#### [The exercise]
Retype every line of the records below without changing anything.

(begin)

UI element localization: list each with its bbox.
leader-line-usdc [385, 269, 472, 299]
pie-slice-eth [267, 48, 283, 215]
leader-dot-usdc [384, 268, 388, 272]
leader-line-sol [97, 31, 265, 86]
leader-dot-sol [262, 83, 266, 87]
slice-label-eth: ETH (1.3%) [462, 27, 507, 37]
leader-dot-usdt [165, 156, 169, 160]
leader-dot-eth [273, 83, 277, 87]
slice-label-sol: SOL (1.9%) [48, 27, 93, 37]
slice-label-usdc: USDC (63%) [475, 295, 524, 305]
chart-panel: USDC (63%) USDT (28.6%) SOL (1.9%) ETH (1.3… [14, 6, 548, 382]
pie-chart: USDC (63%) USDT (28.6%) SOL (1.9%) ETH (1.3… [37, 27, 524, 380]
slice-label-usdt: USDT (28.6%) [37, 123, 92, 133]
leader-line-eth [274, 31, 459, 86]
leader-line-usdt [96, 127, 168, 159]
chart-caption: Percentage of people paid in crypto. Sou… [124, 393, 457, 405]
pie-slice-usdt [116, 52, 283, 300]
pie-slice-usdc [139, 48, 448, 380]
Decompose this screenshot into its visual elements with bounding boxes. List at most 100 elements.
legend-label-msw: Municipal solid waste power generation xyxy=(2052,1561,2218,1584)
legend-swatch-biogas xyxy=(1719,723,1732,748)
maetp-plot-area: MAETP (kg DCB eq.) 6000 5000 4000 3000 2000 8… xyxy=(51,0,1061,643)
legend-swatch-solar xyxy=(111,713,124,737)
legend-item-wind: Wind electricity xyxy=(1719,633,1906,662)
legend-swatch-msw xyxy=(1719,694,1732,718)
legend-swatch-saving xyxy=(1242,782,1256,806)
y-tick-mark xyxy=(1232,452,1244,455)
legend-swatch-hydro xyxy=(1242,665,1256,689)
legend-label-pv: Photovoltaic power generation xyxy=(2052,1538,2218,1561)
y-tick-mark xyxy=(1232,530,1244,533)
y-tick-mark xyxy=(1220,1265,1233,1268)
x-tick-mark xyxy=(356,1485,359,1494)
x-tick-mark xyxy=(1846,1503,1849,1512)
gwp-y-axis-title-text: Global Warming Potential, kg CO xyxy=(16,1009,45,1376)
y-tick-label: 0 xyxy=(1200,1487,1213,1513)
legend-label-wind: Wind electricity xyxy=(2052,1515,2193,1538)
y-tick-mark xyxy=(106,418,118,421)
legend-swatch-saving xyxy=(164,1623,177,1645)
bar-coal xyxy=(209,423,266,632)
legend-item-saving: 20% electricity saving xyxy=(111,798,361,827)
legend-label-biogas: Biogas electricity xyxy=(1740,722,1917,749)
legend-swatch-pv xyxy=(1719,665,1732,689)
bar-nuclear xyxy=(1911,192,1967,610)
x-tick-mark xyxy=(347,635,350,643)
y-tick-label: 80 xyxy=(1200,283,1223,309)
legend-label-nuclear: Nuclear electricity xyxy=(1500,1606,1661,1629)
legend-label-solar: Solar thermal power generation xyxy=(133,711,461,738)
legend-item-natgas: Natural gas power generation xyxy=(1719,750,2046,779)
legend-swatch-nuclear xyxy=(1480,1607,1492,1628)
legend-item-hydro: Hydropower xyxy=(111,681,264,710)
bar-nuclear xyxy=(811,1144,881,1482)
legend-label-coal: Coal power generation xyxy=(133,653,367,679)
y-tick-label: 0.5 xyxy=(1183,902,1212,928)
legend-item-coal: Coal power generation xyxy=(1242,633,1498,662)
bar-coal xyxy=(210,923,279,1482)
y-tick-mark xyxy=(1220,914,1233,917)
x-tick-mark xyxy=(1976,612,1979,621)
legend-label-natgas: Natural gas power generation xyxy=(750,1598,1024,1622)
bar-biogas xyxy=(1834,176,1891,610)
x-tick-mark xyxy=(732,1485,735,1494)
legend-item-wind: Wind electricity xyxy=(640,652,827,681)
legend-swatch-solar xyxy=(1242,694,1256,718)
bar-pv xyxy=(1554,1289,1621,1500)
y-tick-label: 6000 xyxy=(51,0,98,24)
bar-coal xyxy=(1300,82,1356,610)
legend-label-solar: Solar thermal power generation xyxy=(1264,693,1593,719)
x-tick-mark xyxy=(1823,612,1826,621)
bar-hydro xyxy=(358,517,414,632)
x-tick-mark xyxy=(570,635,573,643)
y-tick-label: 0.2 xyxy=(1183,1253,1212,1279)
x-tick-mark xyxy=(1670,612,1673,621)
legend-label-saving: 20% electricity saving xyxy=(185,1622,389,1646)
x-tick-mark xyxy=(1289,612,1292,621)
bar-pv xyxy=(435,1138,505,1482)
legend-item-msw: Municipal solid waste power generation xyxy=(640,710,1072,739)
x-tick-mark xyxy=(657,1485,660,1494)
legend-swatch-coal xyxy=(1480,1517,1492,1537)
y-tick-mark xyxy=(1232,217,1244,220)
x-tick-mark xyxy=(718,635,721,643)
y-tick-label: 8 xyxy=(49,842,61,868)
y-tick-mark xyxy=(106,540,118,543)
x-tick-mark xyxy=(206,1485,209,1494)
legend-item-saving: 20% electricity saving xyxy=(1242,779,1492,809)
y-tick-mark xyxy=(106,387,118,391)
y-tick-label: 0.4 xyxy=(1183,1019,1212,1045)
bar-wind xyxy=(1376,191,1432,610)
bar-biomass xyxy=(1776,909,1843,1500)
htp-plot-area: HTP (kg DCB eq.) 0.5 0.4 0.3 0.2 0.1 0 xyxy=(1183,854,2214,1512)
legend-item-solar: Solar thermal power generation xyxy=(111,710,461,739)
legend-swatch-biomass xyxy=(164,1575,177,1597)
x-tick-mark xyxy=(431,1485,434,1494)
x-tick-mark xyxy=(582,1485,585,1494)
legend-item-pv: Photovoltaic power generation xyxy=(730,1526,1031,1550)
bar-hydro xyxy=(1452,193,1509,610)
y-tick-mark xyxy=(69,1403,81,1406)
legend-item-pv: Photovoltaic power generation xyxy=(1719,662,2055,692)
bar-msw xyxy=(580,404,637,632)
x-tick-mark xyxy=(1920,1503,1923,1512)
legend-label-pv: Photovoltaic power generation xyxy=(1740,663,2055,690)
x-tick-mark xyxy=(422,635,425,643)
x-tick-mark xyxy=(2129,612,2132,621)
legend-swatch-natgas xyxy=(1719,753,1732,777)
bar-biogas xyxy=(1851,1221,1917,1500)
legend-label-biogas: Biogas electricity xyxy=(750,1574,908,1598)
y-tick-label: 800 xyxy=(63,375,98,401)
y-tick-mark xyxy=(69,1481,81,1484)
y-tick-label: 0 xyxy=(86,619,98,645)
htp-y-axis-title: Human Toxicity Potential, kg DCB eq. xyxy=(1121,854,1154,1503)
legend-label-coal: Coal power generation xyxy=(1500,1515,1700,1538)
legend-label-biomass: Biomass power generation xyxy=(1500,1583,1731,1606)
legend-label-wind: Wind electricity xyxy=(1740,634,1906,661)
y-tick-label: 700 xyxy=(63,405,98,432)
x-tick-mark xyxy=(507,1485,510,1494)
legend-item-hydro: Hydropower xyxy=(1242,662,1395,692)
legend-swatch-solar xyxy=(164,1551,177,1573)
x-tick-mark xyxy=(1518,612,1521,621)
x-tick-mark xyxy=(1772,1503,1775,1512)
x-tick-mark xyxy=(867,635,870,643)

(end)

#### [Written answer]
UI element localization: list each with its bbox.
leader-line-usdc [385, 269, 472, 299]
pie-slice-eth [267, 48, 283, 215]
leader-dot-usdc [384, 268, 388, 272]
leader-line-sol [97, 31, 265, 86]
leader-dot-sol [262, 83, 266, 87]
slice-label-eth: ETH (1.3%) [462, 27, 507, 37]
leader-dot-usdt [165, 156, 169, 160]
leader-dot-eth [273, 83, 277, 87]
slice-label-sol: SOL (1.9%) [48, 27, 93, 37]
slice-label-usdc: USDC (63%) [475, 295, 524, 305]
chart-panel: USDC (63%) USDT (28.6%) SOL (1.9%) ETH (1.3… [14, 6, 548, 382]
pie-chart: USDC (63%) USDT (28.6%) SOL (1.9%) ETH (1.3… [37, 27, 524, 380]
slice-label-usdt: USDT (28.6%) [37, 123, 92, 133]
leader-line-eth [274, 31, 459, 86]
leader-line-usdt [96, 127, 168, 159]
chart-caption: Percentage of people paid in crypto. Sou… [124, 393, 457, 405]
pie-slice-usdt [116, 52, 283, 300]
pie-slice-usdc [139, 48, 448, 380]
Decompose this screenshot into its visual elements with bounding boxes. List at most 100 elements.
legend-label-msw: Municipal solid waste power generation xyxy=(2052,1561,2218,1584)
legend-swatch-biogas xyxy=(1719,723,1732,748)
maetp-plot-area: MAETP (kg DCB eq.) 6000 5000 4000 3000 2000 8… xyxy=(51,0,1061,643)
legend-swatch-solar xyxy=(111,713,124,737)
legend-item-wind: Wind electricity xyxy=(1719,633,1906,662)
legend-swatch-msw xyxy=(1719,694,1732,718)
legend-swatch-saving xyxy=(1242,782,1256,806)
y-tick-mark xyxy=(1232,452,1244,455)
legend-swatch-hydro xyxy=(1242,665,1256,689)
legend-label-pv: Photovoltaic power generation xyxy=(2052,1538,2218,1561)
y-tick-mark xyxy=(1232,530,1244,533)
y-tick-mark xyxy=(1220,1265,1233,1268)
x-tick-mark xyxy=(356,1485,359,1494)
x-tick-mark xyxy=(1846,1503,1849,1512)
gwp-y-axis-title-text: Global Warming Potential, kg CO xyxy=(16,1009,45,1376)
y-tick-label: 0 xyxy=(1200,1487,1213,1513)
legend-label-wind: Wind electricity xyxy=(2052,1515,2193,1538)
y-tick-mark xyxy=(106,418,118,421)
legend-swatch-saving xyxy=(164,1623,177,1645)
bar-coal xyxy=(209,423,266,632)
legend-item-saving: 20% electricity saving xyxy=(111,798,361,827)
legend-label-biogas: Biogas electricity xyxy=(1740,722,1917,749)
legend-swatch-pv xyxy=(1719,665,1732,689)
bar-nuclear xyxy=(1911,192,1967,610)
x-tick-mark xyxy=(347,635,350,643)
y-tick-label: 80 xyxy=(1200,283,1223,309)
legend-label-nuclear: Nuclear electricity xyxy=(1500,1606,1661,1629)
legend-label-solar: Solar thermal power generation xyxy=(133,711,461,738)
legend-item-natgas: Natural gas power generation xyxy=(1719,750,2046,779)
legend-swatch-nuclear xyxy=(1480,1607,1492,1628)
legend-item-hydro: Hydropower xyxy=(111,681,264,710)
bar-nuclear xyxy=(811,1144,881,1482)
legend-label-coal: Coal power generation xyxy=(133,653,367,679)
y-tick-label: 0.5 xyxy=(1183,902,1212,928)
legend-item-coal: Coal power generation xyxy=(1242,633,1498,662)
bar-coal xyxy=(210,923,279,1482)
y-tick-mark xyxy=(1220,914,1233,917)
x-tick-mark xyxy=(1976,612,1979,621)
legend-label-natgas: Natural gas power generation xyxy=(750,1598,1024,1622)
bar-biogas xyxy=(1834,176,1891,610)
x-tick-mark xyxy=(732,1485,735,1494)
legend-item-wind: Wind electricity xyxy=(640,652,827,681)
legend-swatch-solar xyxy=(1242,694,1256,718)
bar-pv xyxy=(1554,1289,1621,1500)
y-tick-label: 6000 xyxy=(51,0,98,24)
bar-coal xyxy=(1300,82,1356,610)
legend-label-solar: Solar thermal power generation xyxy=(1264,693,1593,719)
x-tick-mark xyxy=(1823,612,1826,621)
bar-hydro xyxy=(358,517,414,632)
x-tick-mark xyxy=(570,635,573,643)
y-tick-label: 0.2 xyxy=(1183,1253,1212,1279)
x-tick-mark xyxy=(1670,612,1673,621)
legend-label-saving: 20% electricity saving xyxy=(185,1622,389,1646)
x-tick-mark xyxy=(1289,612,1292,621)
bar-pv xyxy=(435,1138,505,1482)
legend-item-msw: Municipal solid waste power generation xyxy=(640,710,1072,739)
x-tick-mark xyxy=(657,1485,660,1494)
legend-swatch-coal xyxy=(1480,1517,1492,1537)
y-tick-mark xyxy=(1232,217,1244,220)
x-tick-mark xyxy=(718,635,721,643)
y-tick-label: 8 xyxy=(49,842,61,868)
y-tick-mark xyxy=(106,540,118,543)
x-tick-mark xyxy=(206,1485,209,1494)
legend-item-saving: 20% electricity saving xyxy=(1242,779,1492,809)
y-tick-mark xyxy=(106,387,118,391)
y-tick-label: 0.4 xyxy=(1183,1019,1212,1045)
bar-wind xyxy=(1376,191,1432,610)
bar-biomass xyxy=(1776,909,1843,1500)
htp-plot-area: HTP (kg DCB eq.) 0.5 0.4 0.3 0.2 0.1 0 xyxy=(1183,854,2214,1512)
legend-item-solar: Solar thermal power generation xyxy=(111,710,461,739)
legend-swatch-biomass xyxy=(164,1575,177,1597)
x-tick-mark xyxy=(431,1485,434,1494)
x-tick-mark xyxy=(582,1485,585,1494)
legend-item-pv: Photovoltaic power generation xyxy=(730,1526,1031,1550)
bar-hydro xyxy=(1452,193,1509,610)
y-tick-mark xyxy=(69,1403,81,1406)
legend-item-pv: Photovoltaic power generation xyxy=(1719,662,2055,692)
bar-msw xyxy=(580,404,637,632)
x-tick-mark xyxy=(1920,1503,1923,1512)
legend-label-pv: Photovoltaic power generation xyxy=(1740,663,2055,690)
x-tick-mark xyxy=(422,635,425,643)
x-tick-mark xyxy=(2129,612,2132,621)
legend-swatch-natgas xyxy=(1719,753,1732,777)
bar-biogas xyxy=(1851,1221,1917,1500)
legend-label-biogas: Biogas electricity xyxy=(750,1574,908,1598)
y-tick-label: 800 xyxy=(63,375,98,401)
y-tick-mark xyxy=(69,1481,81,1484)
y-tick-label: 0 xyxy=(86,619,98,645)
htp-y-axis-title: Human Toxicity Potential, kg DCB eq. xyxy=(1121,854,1154,1503)
legend-label-coal: Coal power generation xyxy=(1500,1515,1700,1538)
legend-label-biomass: Biomass power generation xyxy=(1500,1583,1731,1606)
legend-label-wind: Wind electricity xyxy=(1740,634,1906,661)
y-tick-label: 700 xyxy=(63,405,98,432)
x-tick-mark xyxy=(507,1485,510,1494)
legend-item-hydro: Hydropower xyxy=(1242,662,1395,692)
legend-swatch-solar xyxy=(164,1551,177,1573)
x-tick-mark xyxy=(1518,612,1521,621)
x-tick-mark xyxy=(1772,1503,1775,1512)
x-tick-mark xyxy=(867,635,870,643)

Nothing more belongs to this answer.